Rewrite the material from the line with "page-footer bbox=[842, 1596, 1132, 1622]" through the line with "minus-item: • La" as a Markdown table with the columns Row and Line, leaving out any blank lines.
BEGIN Given data
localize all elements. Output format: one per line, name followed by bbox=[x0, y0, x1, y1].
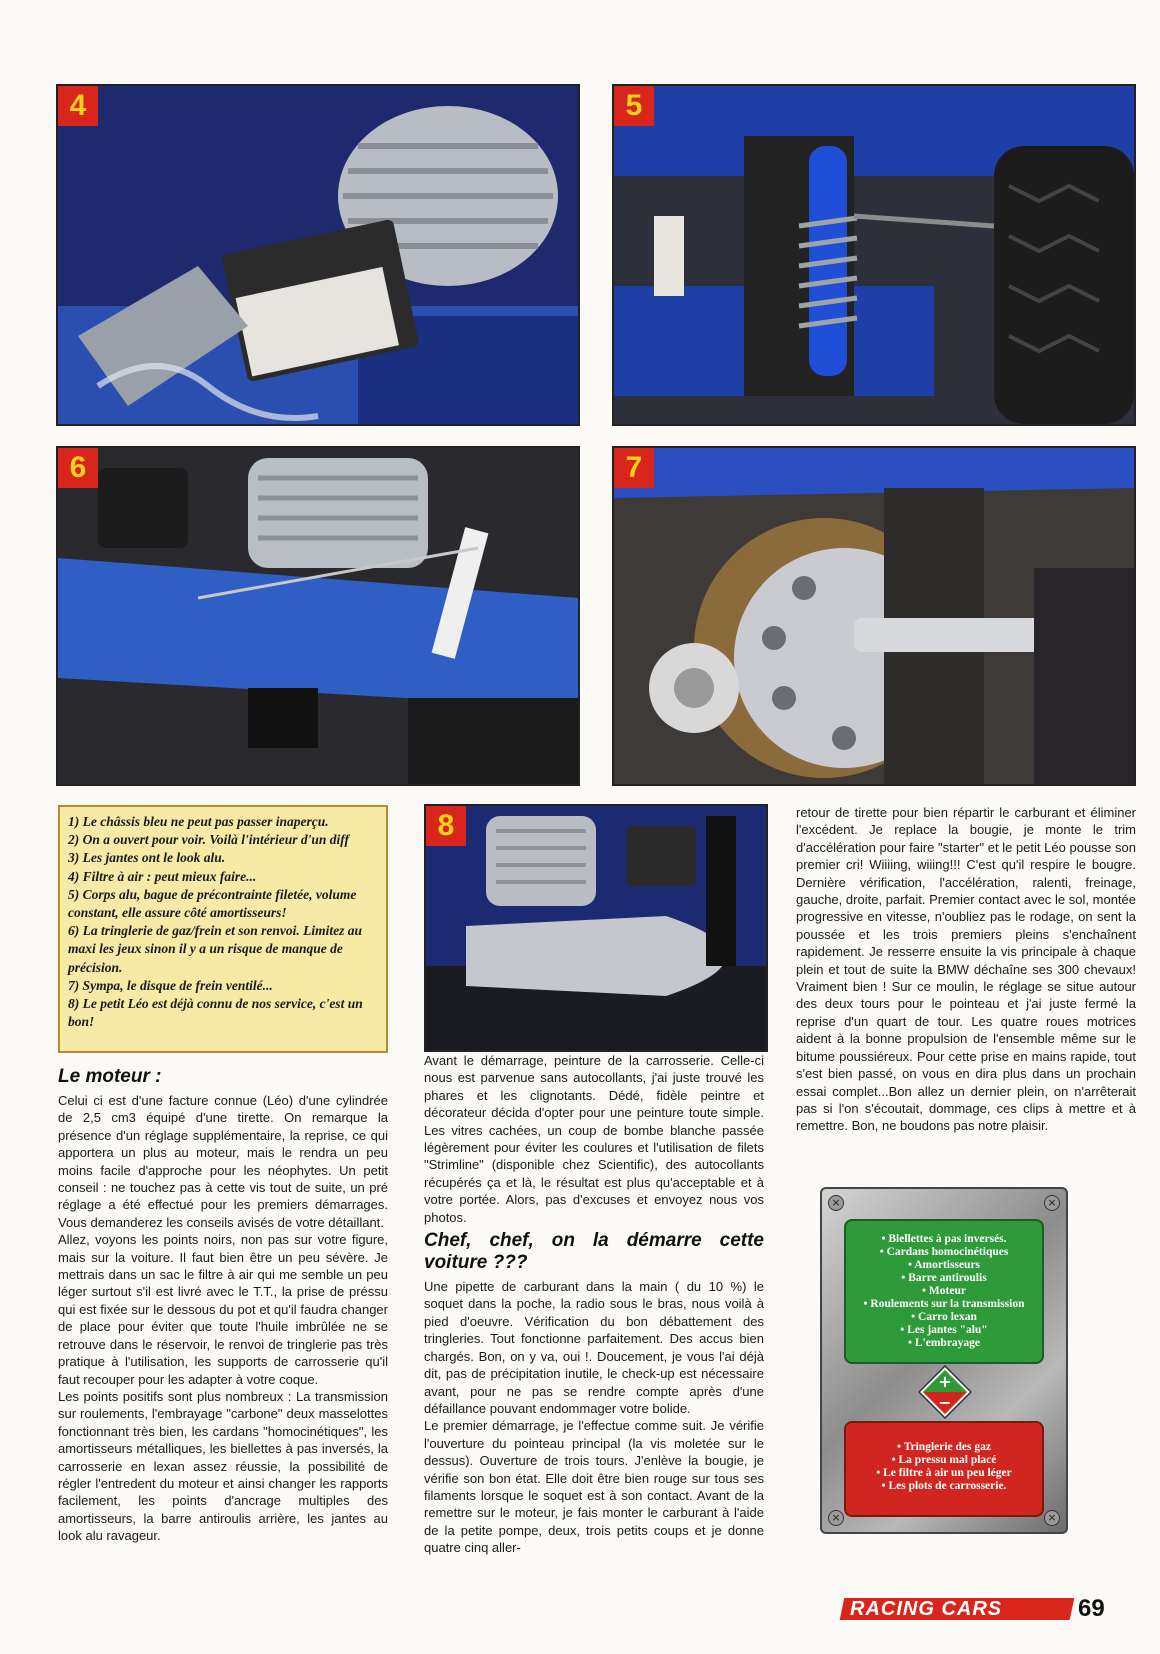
page-footer bbox=[842, 1596, 1132, 1622]
plus-item: • Biellettes à pas inversés. bbox=[881, 1233, 1007, 1245]
plus-item: • Roulements sur la transmission bbox=[863, 1298, 1025, 1310]
plus-minus-diamond-icon bbox=[918, 1365, 972, 1419]
screw-icon: × bbox=[1044, 1510, 1060, 1526]
verdict-box bbox=[820, 1187, 1068, 1534]
plus-item: • Cardans homocinétiques bbox=[879, 1246, 1009, 1258]
minus-item: • La pressu mal placé bbox=[891, 1454, 997, 1466]
photo-5-shock-absorber bbox=[612, 84, 1136, 426]
caption-3: 3) Les jantes ont le look alu. bbox=[68, 850, 226, 866]
plus-symbol: + bbox=[938, 1372, 952, 1391]
paragraph: Une pipette de carburant dans la main ( du 10 %) le soquet dans la poche, la radio sous le bras, nous voilà à pied d'oeuvre. Vérification du bon débattement des tringleries. Tout fonctionne parfaitement. Des accus bien chargés. Bon, on y va, oui !. Doucement, je vous l'ai déjà dit, pas de précipitation inutile, le check-up est nécessaire avant, pour ne pas se rendre compte après d'une défaillance pouvant endommager votre bolide. bbox=[424, 1279, 764, 1416]
photo-4-air-filter bbox=[56, 84, 580, 426]
minus-item: • Les plots de carrosserie. bbox=[881, 1480, 1007, 1492]
section-heading-le-moteur: Le moteur : bbox=[58, 1066, 162, 1087]
magazine-name: RACING CARS bbox=[850, 1598, 1003, 1620]
article-column-3 bbox=[796, 804, 1136, 1135]
paragraph: Le premier démarrage, je l'effectue comme suit. Je vérifie l'ouverture du pointeau principal (la vis moletée sur le dessus). Ouverture de trois tours. J'enlève la bougie, je vérifie son bon état. Elle doit être bien rouge sur tous ses filaments lorsque le soquet est à son contact. Avant de la remettre sur le moteur, je fais monter le carburant à l'aide de la petite pompe, deux, trois petits coups et je donne quatre cinq aller- bbox=[424, 1418, 764, 1556]
page-number: 69 bbox=[1078, 1595, 1105, 1622]
plus-item: • Amortisseurs bbox=[907, 1259, 981, 1271]
minus-symbol: − bbox=[938, 1393, 952, 1412]
caption-8: 8) Le petit Léo est déjà connu de nos service, c'est un bon! bbox=[68, 996, 363, 1030]
photo-number: 4 bbox=[58, 86, 98, 126]
photo-number: 6 bbox=[58, 448, 98, 488]
caption-1: 1) Le châssis bleu ne peut pas passer inaperçu. bbox=[68, 814, 329, 829]
plus-item: • Barre antiroulis bbox=[901, 1272, 987, 1284]
paragraph: Celui ci est d'une facture connue (Léo) d'une cylindrée de 2,5 cm3 équipé d'une tirette. On remarque la présence d'un réglage supplémentaire, la reprise, ce qui apportera un plus au moteur, mais le rendra un peu moins facile d'approche pour les néophytes. Un petit conseil : ne touchez pas à cette vis tout de suite, un pré réglage a été effectué pour les premiers démarrages. Vous demanderez les conseils avisés de votre détaillant. bbox=[58, 1093, 388, 1230]
caption-7: 7) Sympa, le disque de frein ventilé... bbox=[68, 977, 273, 993]
screw-icon: × bbox=[828, 1510, 844, 1526]
photo-8-engine bbox=[424, 804, 768, 1052]
paragraph: retour de tirette pour bien répartir le carburant et éliminer l'excédent. Je replace la bougie, je monte le trim d'accélération pour faire "starter" et le petit Léo pousse son premier cri! Wiiiing, wiiing!!! C'est qu'il respire le bougre. Dernière vérification, l'accélération, ralenti, freinage, gauche, droite, parfait. Premier contact avec le sol, montée progressive en vitesse, n'oubliez pas le rodage, on sent la poussée et les trois premiers pleins s'enchaînent rapidement. Je resserre ensuite la vis principale à chaque plein et tout de suite la BMW déchaîne ses 300 chevaux! Vraiment bien ! Sur ce moulin, le réglage se situe autour des deux tours pour le pointeau et j'ai juste fermé la reprise d'un quart de tour. Les quatre roues motrices aident à la bonne propulsion de l'ensemble même sur le bitume poussiéreux. Pour cette prise en mains rapide, tout s'est bien passé, on vous en dira plus dans un prochain essai complet...Bon allez un dernier plein, on n'arrêterait pas si l'on s'écoutait, dommage, ces clips à mettre et à remettre. Bon, ne boudons pas notre plaisir. bbox=[796, 805, 1136, 1134]
section-heading-demarrage: Chef, chef, on la démarre cette voiture ??? bbox=[424, 1230, 764, 1274]
caption-6: 6) La tringlerie de gaz/frein et son renvoi. Limitez au maxi les jeux sinon il y a un risque de manque de précision. bbox=[68, 923, 362, 975]
photo-number: 8 bbox=[426, 806, 466, 846]
plus-item: • Carro lexan bbox=[911, 1311, 977, 1323]
plus-item: • Les jantes "alu" bbox=[900, 1324, 988, 1336]
photo-7-image bbox=[614, 448, 1134, 784]
minus-item: • Tringlerie des gaz bbox=[897, 1441, 991, 1453]
screw-icon: × bbox=[828, 1195, 844, 1211]
plus-item: • Moteur bbox=[922, 1285, 966, 1297]
caption-2: 2) On a ouvert pour voir. Voilà l'intérieur d'un diff bbox=[68, 832, 350, 848]
paragraph: Allez, voyons les points noirs, non pas sur votre figure, mais sur la voiture. Il faut bien être un peu sévère. Je mettrais dans un sac le filtre à air qui me semble un peu léger surtout s'il est livré avec le T.T., la prise de préssu qui est fixée sur le dessous du pot et qu'il faudra changer de place pour éviter que toute l'huile imbrûlée ne se retrouve dans le réservoir, le renvoi de tringlerie pas très pratique à l'utilisation, les supports de carrosserie qu'il faut recouper pour les adapter à votre coque. bbox=[58, 1232, 388, 1387]
photo-6-throttle-linkage bbox=[56, 446, 580, 786]
photo-5-image bbox=[614, 86, 1134, 424]
photo-8-image bbox=[426, 806, 766, 1050]
minus-item: • Le filtre à air un peu léger bbox=[876, 1467, 1012, 1479]
plus-item: • L'embrayage bbox=[907, 1337, 981, 1349]
photo-number: 7 bbox=[614, 448, 654, 488]
photo-4-image bbox=[58, 86, 578, 424]
photo-6-image bbox=[58, 448, 578, 784]
photo-number: 5 bbox=[614, 86, 654, 126]
screw-icon: × bbox=[1044, 1195, 1060, 1211]
caption-5: 5) Corps alu, bague de précontrainte filetée, volume constant, elle assure côté amortisseurs! bbox=[68, 886, 357, 921]
caption-4: 4) Filtre à air : peut mieux faire... bbox=[68, 868, 257, 884]
photo-captions-box bbox=[58, 805, 388, 1053]
paragraph: Avant le démarrage, peinture de la carrosserie. Celle-ci nous est parvenue sans autocollants, j'ai juste trouvé les phares et les clignotants. Dédé, fidèle peintre et décorateur décida d'opter pour une peinture toute simple. Les vitres cachées, un coup de bombe blanche passée légèrement pour éviter les coulures et l'utilisation de filets "Strimline" (disponible chez Scientific), des autocollants récupérés ça et là, le résultat est plus qu'acceptable et à votre portée. Alors, pas d'excuses et envoyez nous vos photos. bbox=[424, 1053, 764, 1225]
article-column-2 bbox=[424, 1052, 764, 1557]
article-column-1 bbox=[58, 1064, 388, 1545]
photo-7-brake-disc bbox=[612, 446, 1136, 786]
positive-points-panel bbox=[844, 1219, 1044, 1364]
negative-points-panel bbox=[844, 1421, 1044, 1517]
paragraph: Les points positifs sont plus nombreux : La transmission sur roulements, l'embrayage "carbone" deux masselottes fonctionnant très bien, les cardans "homocinétiques", les amortisseurs métalliques, les biellettes à pas inversés, la carrosserie en lexan assez réussie, la possibilité de régler l'entredent du moteur et ainsi changer les rapports facilement, les points d'ancrage multiples des amortisseurs, la barre antiroulis arrière, les jantes au look alu ravageur. bbox=[58, 1388, 388, 1544]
END Given data
* [Correct output]
| Row | Line |
|---|---|
| 1 | page-footer bbox=[842, 1596, 1132, 1622] |
| 2 | plus-item: • Biellettes à pas inversés. bbox=[881, 1233, 1007, 1245] |
| 3 | plus-item: • Roulements sur la transmission bbox=[863, 1298, 1025, 1310] |
| 4 | plus-minus-diamond-icon bbox=[918, 1365, 972, 1419] |
| 5 | screw-icon: × bbox=[1044, 1510, 1060, 1526] |
| 6 | verdict-box bbox=[820, 1187, 1068, 1534] |
| 7 | plus-item: • Cardans homocinétiques bbox=[879, 1246, 1009, 1258] |
| 8 | minus-item: • La pressu mal placé bbox=[891, 1454, 997, 1466] |